### Instruction
Keep only the entries below that contain the word "their", and copy each one unchanged.
+++ Supplied entries +++
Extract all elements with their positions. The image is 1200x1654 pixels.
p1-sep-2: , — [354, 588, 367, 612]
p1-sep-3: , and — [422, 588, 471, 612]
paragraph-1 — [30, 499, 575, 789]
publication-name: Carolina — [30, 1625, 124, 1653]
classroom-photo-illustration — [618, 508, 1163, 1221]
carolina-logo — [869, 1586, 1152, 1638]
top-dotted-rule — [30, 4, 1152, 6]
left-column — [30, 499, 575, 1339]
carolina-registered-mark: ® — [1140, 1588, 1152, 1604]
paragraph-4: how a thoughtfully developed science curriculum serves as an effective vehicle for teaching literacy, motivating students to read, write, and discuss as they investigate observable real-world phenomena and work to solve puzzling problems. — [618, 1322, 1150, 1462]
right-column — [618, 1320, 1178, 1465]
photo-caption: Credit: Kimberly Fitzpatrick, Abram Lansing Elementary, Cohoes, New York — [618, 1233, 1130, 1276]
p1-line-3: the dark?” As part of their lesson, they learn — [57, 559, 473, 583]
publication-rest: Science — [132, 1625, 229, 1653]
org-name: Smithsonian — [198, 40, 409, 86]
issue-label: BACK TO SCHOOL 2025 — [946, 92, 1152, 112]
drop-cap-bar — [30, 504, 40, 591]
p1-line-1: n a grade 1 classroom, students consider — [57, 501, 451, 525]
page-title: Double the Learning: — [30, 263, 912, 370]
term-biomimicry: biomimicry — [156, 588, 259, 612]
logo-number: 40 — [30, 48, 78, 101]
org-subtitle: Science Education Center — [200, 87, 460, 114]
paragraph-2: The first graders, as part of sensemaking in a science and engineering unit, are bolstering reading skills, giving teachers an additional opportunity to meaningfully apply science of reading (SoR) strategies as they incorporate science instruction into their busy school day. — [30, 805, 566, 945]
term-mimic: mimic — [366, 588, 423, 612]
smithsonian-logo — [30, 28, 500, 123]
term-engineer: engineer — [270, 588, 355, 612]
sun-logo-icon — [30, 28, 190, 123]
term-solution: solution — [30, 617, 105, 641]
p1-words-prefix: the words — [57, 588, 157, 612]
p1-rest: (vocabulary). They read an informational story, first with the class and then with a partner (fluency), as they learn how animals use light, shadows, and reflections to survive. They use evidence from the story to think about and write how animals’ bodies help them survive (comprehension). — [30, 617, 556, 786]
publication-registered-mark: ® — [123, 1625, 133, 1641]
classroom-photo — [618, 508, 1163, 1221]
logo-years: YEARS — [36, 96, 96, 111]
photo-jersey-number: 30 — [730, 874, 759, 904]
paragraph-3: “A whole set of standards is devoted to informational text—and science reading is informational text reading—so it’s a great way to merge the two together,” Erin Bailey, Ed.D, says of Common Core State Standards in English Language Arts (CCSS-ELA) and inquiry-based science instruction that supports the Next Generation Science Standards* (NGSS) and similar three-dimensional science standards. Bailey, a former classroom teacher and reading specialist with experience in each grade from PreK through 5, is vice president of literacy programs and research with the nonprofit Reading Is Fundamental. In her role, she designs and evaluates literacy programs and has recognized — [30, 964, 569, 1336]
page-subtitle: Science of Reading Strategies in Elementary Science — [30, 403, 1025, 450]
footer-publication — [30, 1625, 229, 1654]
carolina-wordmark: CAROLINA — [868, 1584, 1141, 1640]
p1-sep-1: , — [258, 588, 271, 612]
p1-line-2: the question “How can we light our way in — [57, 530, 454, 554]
+++
### Written answer
Extract all elements with their positions. The image is 1200x1654 pixels.
p1-line-3: the dark?” As part of their lesson, they learn — [57, 559, 473, 583]
paragraph-2: The first graders, as part of sensemaking in a science and engineering unit, are bolstering reading skills, giving teachers an additional opportunity to meaningfully apply science of reading (SoR) strategies as they incorporate science instruction into their busy school day. — [30, 805, 566, 945]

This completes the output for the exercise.